**** Text block ****
Tag: food

  • Food, glorious food

    In looking over my Confabulator entries from the past few weeks, I realize that food and cooking are controlling metaphors for how I write and think about writing. Food is, naturally, delicious, and preparing delectable food is a natural metaphor for all types of production,including literary.  I find food to be at the center of human existence, and if there is anything more inspirational than good  coffee, with cheesecake, I have no idea what it might be!

    But this week we are focusing more on how other media influences our writing.  You know, I love movies, and we watch the Simpsons on an infinite loop in our house, but I don’t feel like moving pictures have a major effect on my writing.  The two genres that do influence me are advice columns and liturgy.

    A proliferation of advice columns (many published weekly, with years of archives available for mid-week fixes) is one of the many blessings of the Internet age. I do love the folks that people trust to make narrowly useful ethical decisions for them! Dan Savage and Dear Prudie are my favorites, to be sure, but many lesser luminaries light the way as well.  Once, I thought about writing a NaNo novel from the POV of an advice columnist, but thought better of it when trying to plot character development entirely through one-off letters. But often, I use the format to shape my stories.  Now, what would Prudie say about this situation? How about Dan? How about an advice columnist working in this particular culture…

    I am also influenced by the liturgical settings of my religious tradition.  Long have I planned to write a novel whose structure is based off a church service (start with a greeting, confession, etc, and have hymns sprinkled throughout). Although I have not done this directly yet, I do come up with something else to work on every time I start contemplating it. I like to invent liturgies for the various new religions in my stories, and someday my service-inspired novel will emerge full formed from the oven and be amazing.

    Geez.  Another food metaphor spiced it up this time.  At least I am consistent!

     

  • You Influence Me, You Really Influence Me

    Everything I see, everything I do, eat, touch, and hear influences my writing in some way.

    Television gives me an idea of what works and what doesn’t in character reactions and motivations. Sometimes If I can figure out within the first five minutes of a show who the murderer is, maybe something went wrong in the telling. Sometimes it’s more about recognizing patterns in a particular show. The same writers, the same characters, the same circumstances—in some shows that pattern gives away the murderer to someone who’s spent several seasons analyzing each episode. It doesn’t mean it’s a mistake, necessarily. But it is something for a writer to take away to either use or avoid in her own work.

    Movies, like TV, are for learning what works and doesn’t work. In this longer form, I can learn about the effective (and ineffective) use of tension and how it rises and falls to carry the story forward. I believe you can learn as much, if not more, from a bad movie as you can a good one.

    Food has to come into play, too. In my series, I have a closet monster who’s a gourmet chef. I am not a gourmet chef. This means I have to pay attention when we go out for a really good meal. A special New Year’s Eve menu we had at a local restaurant two years ago made its way into book two. The scene required a very fancy menu, and I still had the menu from New Year’s. I ate that meal myself. It was phenomenal. So I reused it on a dinner-cruise scene.

    Music is not so much about learning for me as it is about mood.
****
* Tasks to complete *
a: In the blog posts, which two advice columnists does the first post name as favorites?
b: Condense the paragraph of the blog posts beginning "Food has to come into play, too" into a short bulleted list that keeps its main facts.
**** Records shown ****
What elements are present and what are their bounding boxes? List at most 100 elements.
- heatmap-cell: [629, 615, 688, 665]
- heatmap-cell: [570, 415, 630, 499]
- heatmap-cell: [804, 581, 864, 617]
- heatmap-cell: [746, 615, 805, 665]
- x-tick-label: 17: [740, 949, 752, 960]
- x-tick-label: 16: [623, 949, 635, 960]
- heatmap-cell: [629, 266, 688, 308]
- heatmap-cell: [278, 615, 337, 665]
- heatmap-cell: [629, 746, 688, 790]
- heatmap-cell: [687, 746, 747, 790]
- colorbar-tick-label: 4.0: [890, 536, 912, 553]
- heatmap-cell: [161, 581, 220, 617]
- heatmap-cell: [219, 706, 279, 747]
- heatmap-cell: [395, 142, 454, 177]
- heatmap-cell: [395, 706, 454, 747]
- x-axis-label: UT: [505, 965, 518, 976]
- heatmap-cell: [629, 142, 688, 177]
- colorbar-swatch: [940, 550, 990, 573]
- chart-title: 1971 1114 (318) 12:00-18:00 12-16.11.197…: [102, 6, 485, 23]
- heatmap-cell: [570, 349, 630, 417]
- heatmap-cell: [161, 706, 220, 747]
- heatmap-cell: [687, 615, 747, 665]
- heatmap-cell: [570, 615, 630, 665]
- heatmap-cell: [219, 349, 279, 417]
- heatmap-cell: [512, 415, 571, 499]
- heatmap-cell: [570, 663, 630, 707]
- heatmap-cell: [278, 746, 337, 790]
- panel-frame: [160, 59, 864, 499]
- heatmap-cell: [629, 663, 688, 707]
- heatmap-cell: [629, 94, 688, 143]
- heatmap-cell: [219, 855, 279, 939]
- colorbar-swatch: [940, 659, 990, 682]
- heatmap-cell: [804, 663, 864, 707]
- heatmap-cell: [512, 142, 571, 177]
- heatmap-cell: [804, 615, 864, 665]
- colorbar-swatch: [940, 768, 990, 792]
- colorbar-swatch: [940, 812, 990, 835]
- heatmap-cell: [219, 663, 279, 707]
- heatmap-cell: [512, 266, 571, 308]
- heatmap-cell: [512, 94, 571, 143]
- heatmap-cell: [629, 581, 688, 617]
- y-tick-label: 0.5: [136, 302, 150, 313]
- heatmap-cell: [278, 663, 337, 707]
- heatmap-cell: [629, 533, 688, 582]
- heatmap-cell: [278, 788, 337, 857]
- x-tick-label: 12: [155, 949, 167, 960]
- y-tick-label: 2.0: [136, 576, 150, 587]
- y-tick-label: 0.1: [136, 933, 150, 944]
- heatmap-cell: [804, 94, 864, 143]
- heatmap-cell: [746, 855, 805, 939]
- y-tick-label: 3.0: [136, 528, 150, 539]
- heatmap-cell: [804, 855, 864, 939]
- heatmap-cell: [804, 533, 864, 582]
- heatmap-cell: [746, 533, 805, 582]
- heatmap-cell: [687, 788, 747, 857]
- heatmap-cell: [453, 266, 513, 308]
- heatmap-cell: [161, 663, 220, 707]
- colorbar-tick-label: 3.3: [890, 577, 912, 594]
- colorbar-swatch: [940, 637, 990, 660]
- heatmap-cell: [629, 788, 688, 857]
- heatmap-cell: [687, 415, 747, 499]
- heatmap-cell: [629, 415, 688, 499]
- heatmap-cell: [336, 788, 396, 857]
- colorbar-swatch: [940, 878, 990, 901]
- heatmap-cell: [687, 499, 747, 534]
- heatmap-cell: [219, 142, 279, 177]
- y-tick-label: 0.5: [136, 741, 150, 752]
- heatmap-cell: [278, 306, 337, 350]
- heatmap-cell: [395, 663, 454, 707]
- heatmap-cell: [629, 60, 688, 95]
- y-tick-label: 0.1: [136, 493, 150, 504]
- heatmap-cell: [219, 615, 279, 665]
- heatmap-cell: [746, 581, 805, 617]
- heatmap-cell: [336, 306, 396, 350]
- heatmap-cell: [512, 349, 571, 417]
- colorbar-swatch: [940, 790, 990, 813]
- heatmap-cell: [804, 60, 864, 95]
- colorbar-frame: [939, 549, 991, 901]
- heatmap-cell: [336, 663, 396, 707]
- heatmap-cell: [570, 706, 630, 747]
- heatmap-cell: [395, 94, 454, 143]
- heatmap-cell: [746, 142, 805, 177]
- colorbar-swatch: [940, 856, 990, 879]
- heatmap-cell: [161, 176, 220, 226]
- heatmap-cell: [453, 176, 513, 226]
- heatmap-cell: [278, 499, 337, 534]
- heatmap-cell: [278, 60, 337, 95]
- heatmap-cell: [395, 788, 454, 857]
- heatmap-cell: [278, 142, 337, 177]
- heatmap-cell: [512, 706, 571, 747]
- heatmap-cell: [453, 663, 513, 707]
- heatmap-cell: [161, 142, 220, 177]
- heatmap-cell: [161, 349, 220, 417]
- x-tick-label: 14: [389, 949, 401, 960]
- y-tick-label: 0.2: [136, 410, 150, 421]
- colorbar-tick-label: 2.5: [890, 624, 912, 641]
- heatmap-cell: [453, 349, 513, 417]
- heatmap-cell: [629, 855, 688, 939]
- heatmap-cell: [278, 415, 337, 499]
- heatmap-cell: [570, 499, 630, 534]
****
* Solutions to the exercise *
a: Dan Savage and Dear Prudie.

b:
- The series includes a closet monster who is a gourmet chef, but the writer is not one.
- As a result, the writer pays attention when eating out at a really good meal.
- A special New Year's Eve menu from a local restaurant two years earlier was reused in book two.
- The writer had eaten that phenomenal meal and kept the menu, which supplied the very fancy menu needed for a dinner-cruise scene.